• **Aim of the exercise**
Write out the listing beneath this instruction in its entirety, exactly as it reads.

Stored data entries
________________________________________
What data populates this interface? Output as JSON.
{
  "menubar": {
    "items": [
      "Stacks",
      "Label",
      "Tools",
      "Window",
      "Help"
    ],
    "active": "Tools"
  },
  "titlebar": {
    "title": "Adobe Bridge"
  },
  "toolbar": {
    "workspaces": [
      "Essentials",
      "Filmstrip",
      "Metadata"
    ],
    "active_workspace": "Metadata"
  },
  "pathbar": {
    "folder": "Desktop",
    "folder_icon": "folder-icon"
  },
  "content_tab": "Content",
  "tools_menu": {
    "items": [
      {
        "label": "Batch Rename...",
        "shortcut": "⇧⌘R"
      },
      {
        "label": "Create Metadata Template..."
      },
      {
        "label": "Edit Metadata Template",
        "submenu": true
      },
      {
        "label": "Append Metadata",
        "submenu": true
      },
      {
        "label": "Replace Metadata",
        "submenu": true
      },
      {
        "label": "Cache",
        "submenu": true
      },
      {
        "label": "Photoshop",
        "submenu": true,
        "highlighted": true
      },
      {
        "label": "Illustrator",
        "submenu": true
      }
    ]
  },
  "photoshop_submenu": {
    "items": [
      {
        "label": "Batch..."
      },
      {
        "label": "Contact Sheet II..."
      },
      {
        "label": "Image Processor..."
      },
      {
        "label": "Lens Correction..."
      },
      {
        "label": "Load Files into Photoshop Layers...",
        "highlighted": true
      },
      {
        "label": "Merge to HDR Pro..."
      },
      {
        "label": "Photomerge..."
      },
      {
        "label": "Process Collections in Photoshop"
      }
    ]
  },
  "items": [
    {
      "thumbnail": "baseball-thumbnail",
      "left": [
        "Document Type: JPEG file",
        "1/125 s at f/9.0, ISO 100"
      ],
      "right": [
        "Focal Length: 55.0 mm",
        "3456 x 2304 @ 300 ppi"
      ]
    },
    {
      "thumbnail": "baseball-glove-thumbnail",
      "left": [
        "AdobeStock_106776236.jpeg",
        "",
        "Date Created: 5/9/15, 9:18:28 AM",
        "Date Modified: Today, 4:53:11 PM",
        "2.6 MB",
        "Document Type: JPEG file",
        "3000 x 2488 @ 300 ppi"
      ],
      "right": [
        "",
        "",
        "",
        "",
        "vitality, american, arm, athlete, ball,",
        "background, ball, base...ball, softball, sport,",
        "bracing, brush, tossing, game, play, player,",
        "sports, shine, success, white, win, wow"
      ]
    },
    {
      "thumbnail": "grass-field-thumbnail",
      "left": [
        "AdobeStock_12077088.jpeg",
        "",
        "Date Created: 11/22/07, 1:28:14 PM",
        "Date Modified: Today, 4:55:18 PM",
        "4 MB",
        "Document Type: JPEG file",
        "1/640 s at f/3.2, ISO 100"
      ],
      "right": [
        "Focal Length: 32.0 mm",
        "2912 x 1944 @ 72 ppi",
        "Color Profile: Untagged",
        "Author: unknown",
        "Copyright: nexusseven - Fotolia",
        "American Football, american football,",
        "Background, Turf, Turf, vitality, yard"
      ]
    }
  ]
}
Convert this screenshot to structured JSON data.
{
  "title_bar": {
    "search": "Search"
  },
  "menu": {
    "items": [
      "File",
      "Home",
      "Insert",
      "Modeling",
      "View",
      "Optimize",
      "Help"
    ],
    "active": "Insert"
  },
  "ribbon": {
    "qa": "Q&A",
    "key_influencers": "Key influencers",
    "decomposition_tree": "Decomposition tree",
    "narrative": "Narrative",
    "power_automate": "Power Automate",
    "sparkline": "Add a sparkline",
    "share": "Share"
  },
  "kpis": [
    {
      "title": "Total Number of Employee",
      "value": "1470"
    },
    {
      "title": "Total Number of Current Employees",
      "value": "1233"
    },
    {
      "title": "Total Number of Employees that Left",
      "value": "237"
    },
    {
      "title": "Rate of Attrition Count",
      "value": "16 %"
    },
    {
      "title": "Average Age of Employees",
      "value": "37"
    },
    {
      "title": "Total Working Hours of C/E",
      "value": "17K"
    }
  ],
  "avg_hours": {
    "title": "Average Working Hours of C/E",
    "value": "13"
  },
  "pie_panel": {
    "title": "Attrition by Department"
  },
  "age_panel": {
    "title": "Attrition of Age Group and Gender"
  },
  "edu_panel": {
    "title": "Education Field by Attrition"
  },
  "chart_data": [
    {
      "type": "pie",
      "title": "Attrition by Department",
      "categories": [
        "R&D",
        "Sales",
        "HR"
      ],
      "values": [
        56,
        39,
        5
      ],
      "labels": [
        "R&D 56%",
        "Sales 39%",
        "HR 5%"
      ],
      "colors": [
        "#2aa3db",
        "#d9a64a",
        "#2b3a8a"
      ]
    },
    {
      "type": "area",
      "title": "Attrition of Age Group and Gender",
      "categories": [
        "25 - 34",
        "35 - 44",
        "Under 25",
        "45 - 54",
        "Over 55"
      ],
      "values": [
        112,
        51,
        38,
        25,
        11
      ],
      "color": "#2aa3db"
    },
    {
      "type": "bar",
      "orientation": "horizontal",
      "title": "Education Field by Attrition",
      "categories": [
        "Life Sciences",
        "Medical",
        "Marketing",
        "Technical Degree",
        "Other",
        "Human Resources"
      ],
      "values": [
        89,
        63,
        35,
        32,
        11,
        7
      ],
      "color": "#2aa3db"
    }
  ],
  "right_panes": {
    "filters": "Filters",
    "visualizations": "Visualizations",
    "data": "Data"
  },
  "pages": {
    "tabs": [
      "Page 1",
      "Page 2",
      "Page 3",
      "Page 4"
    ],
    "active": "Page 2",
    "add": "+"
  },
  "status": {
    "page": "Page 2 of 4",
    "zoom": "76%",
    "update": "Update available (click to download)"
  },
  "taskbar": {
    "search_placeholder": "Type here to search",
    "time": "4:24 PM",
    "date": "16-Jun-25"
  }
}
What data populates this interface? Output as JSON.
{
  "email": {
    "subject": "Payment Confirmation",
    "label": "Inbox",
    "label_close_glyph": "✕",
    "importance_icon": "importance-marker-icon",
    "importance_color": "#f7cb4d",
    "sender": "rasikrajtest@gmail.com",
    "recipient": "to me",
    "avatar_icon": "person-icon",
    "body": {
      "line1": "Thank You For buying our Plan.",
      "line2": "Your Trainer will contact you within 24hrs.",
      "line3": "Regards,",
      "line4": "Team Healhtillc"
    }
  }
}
________________________________________
• **Expected answer**
What data populates this interface? Output as JSON.
{
  "menubar": {
    "items": [
      "Stacks",
      "Label",
      "Tools",
      "Window",
      "Help"
    ],
    "active": "Tools"
  },
  "titlebar": {
    "title": "Adobe Bridge"
  },
  "toolbar": {
    "workspaces": [
      "Essentials",
      "Filmstrip",
      "Metadata"
    ],
    "active_workspace": "Metadata"
  },
  "pathbar": {
    "folder": "Desktop",
    "folder_icon": "folder-icon"
  },
  "content_tab": "Content",
  "tools_menu": {
    "items": [
      {
        "label": "Batch Rename...",
        "shortcut": "⇧⌘R"
      },
      {
        "label": "Create Metadata Template..."
      },
      {
        "label": "Edit Metadata Template",
        "submenu": true
      },
      {
        "label": "Append Metadata",
        "submenu": true
      },
      {
        "label": "Replace Metadata",
        "submenu": true
      },
      {
        "label": "Cache",
        "submenu": true
      },
      {
        "label": "Photoshop",
        "submenu": true,
        "highlighted": true
      },
      {
        "label": "Illustrator",
        "submenu": true
      }
    ]
  },
  "photoshop_submenu": {
    "items": [
      {
        "label": "Batch..."
      },
      {
        "label": "Contact Sheet II..."
      },
      {
        "label": "Image Processor..."
      },
      {
        "label": "Lens Correction..."
      },
      {
        "label": "Load Files into Photoshop Layers...",
        "highlighted": true
      },
      {
        "label": "Merge to HDR Pro..."
      },
      {
        "label": "Photomerge..."
      },
      {
        "label": "Process Collections in Photoshop"
      }
    ]
  },
  "items": [
    {
      "thumbnail": "baseball-thumbnail",
      "left": [
        "Document Type: JPEG file",
        "1/125 s at f/9.0, ISO 100"
      ],
      "right": [
        "Focal Length: 55.0 mm",
        "3456 x 2304 @ 300 ppi"
      ]
    },
    {
      "thumbnail": "baseball-glove-thumbnail",
      "left": [
        "AdobeStock_106776236.jpeg",
        "",
        "Date Created: 5/9/15, 9:18:28 AM",
        "Date Modified: Today, 4:53:11 PM",
        "2.6 MB",
        "Document Type: JPEG file",
        "3000 x 2488 @ 300 ppi"
      ],
      "right": [
        "",
        "",
        "",
        "",
        "vitality, american, arm, athlete, ball,",
        "background, ball, base...ball, softball, sport,",
        "bracing, brush, tossing, game, play, player,",
        "sports, shine, success, white, win, wow"
      ]
    },
    {
      "thumbnail": "grass-field-thumbnail",
      "left": [
        "AdobeStock_12077088.jpeg",
        "",
        "Date Created: 11/22/07, 1:28:14 PM",
        "Date Modified: Today, 4:55:18 PM",
        "4 MB",
        "Document Type: JPEG file",
        "1/640 s at f/3.2, ISO 100"
      ],
      "right": [
        "Focal Length: 32.0 mm",
        "2912 x 1944 @ 72 ppi",
        "Color Profile: Untagged",
        "Author: unknown",
        "Copyright: nexusseven - Fotolia",
        "American Football, american football,",
        "Background, Turf, Turf, vitality, yard"
      ]
    }
  ]
}
Convert this screenshot to structured JSON data.
{
  "title_bar": {
    "search": "Search"
  },
  "menu": {
    "items": [
      "File",
      "Home",
      "Insert",
      "Modeling",
      "View",
      "Optimize",
      "Help"
    ],
    "active": "Insert"
  },
  "ribbon": {
    "qa": "Q&A",
    "key_influencers": "Key influencers",
    "decomposition_tree": "Decomposition tree",
    "narrative": "Narrative",
    "power_automate": "Power Automate",
    "sparkline": "Add a sparkline",
    "share": "Share"
  },
  "kpis": [
    {
      "title": "Total Number of Employee",
      "value": "1470"
    },
    {
      "title": "Total Number of Current Employees",
      "value": "1233"
    },
    {
      "title": "Total Number of Employees that Left",
      "value": "237"
    },
    {
      "title": "Rate of Attrition Count",
      "value": "16 %"
    },
    {
      "title": "Average Age of Employees",
      "value": "37"
    },
    {
      "title": "Total Working Hours of C/E",
      "value": "17K"
    }
  ],
  "avg_hours": {
    "title": "Average Working Hours of C/E",
    "value": "13"
  },
  "pie_panel": {
    "title": "Attrition by Department"
  },
  "age_panel": {
    "title": "Attrition of Age Group and Gender"
  },
  "edu_panel": {
    "title": "Education Field by Attrition"
  },
  "chart_data": [
    {
      "type": "pie",
      "title": "Attrition by Department",
      "categories": [
        "R&D",
        "Sales",
        "HR"
      ],
      "values": [
        56,
        39,
        5
      ],
      "labels": [
        "R&D 56%",
        "Sales 39%",
        "HR 5%"
      ],
      "colors": [
        "#2aa3db",
        "#d9a64a",
        "#2b3a8a"
      ]
    },
    {
      "type": "area",
      "title": "Attrition of Age Group and Gender",
      "categories": [
        "25 - 34",
        "35 - 44",
        "Under 25",
        "45 - 54",
        "Over 55"
      ],
      "values": [
        112,
        51,
        38,
        25,
        11
      ],
      "color": "#2aa3db"
    },
    {
      "type": "bar",
      "orientation": "horizontal",
      "title": "Education Field by Attrition",
      "categories": [
        "Life Sciences",
        "Medical",
        "Marketing",
        "Technical Degree",
        "Other",
        "Human Resources"
      ],
      "values": [
        89,
        63,
        35,
        32,
        11,
        7
      ],
      "color": "#2aa3db"
    }
  ],
  "right_panes": {
    "filters": "Filters",
    "visualizations": "Visualizations",
    "data": "Data"
  },
  "pages": {
    "tabs": [
      "Page 1",
      "Page 2",
      "Page 3",
      "Page 4"
    ],
    "active": "Page 2",
    "add": "+"
  },
  "status": {
    "page": "Page 2 of 4",
    "zoom": "76%",
    "update": "Update available (click to download)"
  },
  "taskbar": {
    "search_placeholder": "Type here to search",
    "time": "4:24 PM",
    "date": "16-Jun-25"
  }
}
What data populates this interface? Output as JSON.
{
  "email": {
    "subject": "Payment Confirmation",
    "label": "Inbox",
    "label_close_glyph": "✕",
    "importance_icon": "importance-marker-icon",
    "importance_color": "#f7cb4d",
    "sender": "rasikrajtest@gmail.com",
    "recipient": "to me",
    "avatar_icon": "person-icon",
    "body": {
      "line1": "Thank You For buying our Plan.",
      "line2": "Your Trainer will contact you within 24hrs.",
      "line3": "Regards,",
      "line4": "Team Healhtillc"
    }
  }
}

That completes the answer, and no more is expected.